● **REQUIREMENTS**: Pull every "Qoute" line out of the data below.

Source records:

— START —

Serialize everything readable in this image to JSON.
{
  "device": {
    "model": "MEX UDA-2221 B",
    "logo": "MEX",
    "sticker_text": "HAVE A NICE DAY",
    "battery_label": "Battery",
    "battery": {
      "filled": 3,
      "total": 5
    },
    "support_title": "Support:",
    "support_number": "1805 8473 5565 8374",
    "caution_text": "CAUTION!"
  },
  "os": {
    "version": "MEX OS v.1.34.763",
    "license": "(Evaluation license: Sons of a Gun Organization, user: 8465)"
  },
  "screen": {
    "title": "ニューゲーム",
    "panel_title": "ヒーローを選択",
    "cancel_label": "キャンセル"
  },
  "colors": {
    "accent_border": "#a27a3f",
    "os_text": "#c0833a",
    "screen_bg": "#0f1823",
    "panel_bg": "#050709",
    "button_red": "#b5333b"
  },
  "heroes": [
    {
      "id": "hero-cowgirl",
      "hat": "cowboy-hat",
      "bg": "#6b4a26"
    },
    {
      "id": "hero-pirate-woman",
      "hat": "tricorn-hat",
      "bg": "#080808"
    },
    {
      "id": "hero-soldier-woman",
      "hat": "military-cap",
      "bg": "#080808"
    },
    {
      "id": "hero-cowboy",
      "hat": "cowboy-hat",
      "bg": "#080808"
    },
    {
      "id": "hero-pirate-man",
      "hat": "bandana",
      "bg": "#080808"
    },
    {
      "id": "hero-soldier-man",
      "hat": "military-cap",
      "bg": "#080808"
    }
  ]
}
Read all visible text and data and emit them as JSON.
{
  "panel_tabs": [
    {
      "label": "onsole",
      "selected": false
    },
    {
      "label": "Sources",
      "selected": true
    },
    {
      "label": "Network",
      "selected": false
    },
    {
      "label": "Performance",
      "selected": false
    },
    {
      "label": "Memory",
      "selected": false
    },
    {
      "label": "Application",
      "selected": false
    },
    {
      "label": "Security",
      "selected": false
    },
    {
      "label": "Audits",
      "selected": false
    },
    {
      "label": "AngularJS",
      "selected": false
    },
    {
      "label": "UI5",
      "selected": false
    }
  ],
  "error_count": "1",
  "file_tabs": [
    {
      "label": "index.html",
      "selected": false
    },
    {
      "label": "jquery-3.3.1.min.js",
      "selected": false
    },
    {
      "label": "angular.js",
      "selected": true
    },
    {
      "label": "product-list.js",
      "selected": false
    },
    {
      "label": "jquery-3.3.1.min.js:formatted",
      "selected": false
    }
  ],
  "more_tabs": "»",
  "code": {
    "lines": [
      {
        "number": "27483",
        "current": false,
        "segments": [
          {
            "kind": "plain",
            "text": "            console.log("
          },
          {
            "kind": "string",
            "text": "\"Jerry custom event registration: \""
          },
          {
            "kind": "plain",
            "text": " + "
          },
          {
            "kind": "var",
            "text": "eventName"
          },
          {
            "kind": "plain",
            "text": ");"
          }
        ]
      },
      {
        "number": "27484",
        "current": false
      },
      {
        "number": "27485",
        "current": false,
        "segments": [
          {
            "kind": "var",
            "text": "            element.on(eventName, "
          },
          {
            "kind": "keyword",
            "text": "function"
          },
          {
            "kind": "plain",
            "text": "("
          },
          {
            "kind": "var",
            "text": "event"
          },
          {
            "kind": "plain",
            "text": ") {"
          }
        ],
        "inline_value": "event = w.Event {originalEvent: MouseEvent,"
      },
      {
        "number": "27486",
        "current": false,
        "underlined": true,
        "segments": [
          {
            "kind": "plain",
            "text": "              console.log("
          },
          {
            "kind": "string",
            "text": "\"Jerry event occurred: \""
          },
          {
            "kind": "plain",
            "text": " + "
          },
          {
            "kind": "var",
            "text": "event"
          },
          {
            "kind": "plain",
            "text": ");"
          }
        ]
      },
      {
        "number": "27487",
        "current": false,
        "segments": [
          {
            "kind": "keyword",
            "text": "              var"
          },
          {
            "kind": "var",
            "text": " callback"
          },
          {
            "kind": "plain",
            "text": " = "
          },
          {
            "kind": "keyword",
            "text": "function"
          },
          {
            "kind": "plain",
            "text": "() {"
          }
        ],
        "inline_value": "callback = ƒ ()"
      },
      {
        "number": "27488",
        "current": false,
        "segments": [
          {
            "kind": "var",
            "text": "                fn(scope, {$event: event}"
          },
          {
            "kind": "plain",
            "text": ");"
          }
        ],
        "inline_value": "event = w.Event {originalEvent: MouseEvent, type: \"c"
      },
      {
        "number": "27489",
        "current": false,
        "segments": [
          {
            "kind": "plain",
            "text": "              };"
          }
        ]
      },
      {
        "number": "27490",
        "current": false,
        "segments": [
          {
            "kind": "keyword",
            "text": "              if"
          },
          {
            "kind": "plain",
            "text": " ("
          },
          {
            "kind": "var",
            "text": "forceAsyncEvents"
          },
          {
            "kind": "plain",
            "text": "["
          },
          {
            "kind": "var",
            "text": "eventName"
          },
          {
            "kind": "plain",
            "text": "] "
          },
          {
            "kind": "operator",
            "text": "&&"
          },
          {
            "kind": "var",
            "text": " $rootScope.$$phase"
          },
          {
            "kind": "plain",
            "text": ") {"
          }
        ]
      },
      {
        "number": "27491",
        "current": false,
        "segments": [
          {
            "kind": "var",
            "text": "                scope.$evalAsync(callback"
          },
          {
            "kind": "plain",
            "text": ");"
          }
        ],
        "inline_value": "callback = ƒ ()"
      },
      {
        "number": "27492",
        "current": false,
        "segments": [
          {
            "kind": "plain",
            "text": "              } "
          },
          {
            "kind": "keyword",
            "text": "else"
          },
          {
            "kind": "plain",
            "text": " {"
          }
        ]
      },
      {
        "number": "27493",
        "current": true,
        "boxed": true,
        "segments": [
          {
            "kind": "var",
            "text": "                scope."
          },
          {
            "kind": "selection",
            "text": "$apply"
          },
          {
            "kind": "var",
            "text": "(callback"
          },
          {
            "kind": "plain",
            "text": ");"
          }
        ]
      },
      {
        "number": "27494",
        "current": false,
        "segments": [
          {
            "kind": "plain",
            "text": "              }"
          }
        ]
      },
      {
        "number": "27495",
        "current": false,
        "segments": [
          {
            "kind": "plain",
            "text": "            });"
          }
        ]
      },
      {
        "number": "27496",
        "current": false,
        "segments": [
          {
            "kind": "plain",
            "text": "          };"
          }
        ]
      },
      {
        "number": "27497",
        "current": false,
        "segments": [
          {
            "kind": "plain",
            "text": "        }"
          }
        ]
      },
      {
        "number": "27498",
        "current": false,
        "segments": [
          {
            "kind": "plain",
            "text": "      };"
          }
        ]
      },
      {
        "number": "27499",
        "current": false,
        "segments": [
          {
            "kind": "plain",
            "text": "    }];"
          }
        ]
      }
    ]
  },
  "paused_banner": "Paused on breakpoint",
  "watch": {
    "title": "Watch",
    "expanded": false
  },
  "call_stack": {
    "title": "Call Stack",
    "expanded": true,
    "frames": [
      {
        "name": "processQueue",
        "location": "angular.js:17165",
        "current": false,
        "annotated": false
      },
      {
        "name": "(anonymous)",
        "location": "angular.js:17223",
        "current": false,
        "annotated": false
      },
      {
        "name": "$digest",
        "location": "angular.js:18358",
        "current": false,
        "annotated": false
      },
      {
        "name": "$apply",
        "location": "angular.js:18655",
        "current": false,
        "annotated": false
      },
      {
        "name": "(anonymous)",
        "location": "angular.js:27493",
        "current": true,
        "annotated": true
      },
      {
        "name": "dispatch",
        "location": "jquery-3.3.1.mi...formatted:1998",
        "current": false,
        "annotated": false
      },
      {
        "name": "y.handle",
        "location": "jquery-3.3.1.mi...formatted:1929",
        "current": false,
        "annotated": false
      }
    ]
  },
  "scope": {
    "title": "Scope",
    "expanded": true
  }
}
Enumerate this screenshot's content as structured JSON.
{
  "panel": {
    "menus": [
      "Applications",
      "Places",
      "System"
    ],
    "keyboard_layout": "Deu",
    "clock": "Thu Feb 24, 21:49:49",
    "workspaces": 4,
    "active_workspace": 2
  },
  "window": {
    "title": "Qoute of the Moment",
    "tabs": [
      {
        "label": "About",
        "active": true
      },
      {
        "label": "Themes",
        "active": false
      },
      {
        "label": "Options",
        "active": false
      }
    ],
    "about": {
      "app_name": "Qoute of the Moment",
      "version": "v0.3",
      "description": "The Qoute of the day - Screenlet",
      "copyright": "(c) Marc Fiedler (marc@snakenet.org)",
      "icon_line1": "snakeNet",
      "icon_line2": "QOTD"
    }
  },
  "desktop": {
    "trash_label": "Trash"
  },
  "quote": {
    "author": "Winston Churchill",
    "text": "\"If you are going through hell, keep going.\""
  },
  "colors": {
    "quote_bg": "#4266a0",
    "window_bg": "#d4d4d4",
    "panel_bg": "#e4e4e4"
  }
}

— END —

● **RESULT FOR THIS EXERCISE**:
    "title": "Qoute of the Moment",
      "app_name": "Qoute of the Moment",
      "description": "The Qoute of the day - Screenlet",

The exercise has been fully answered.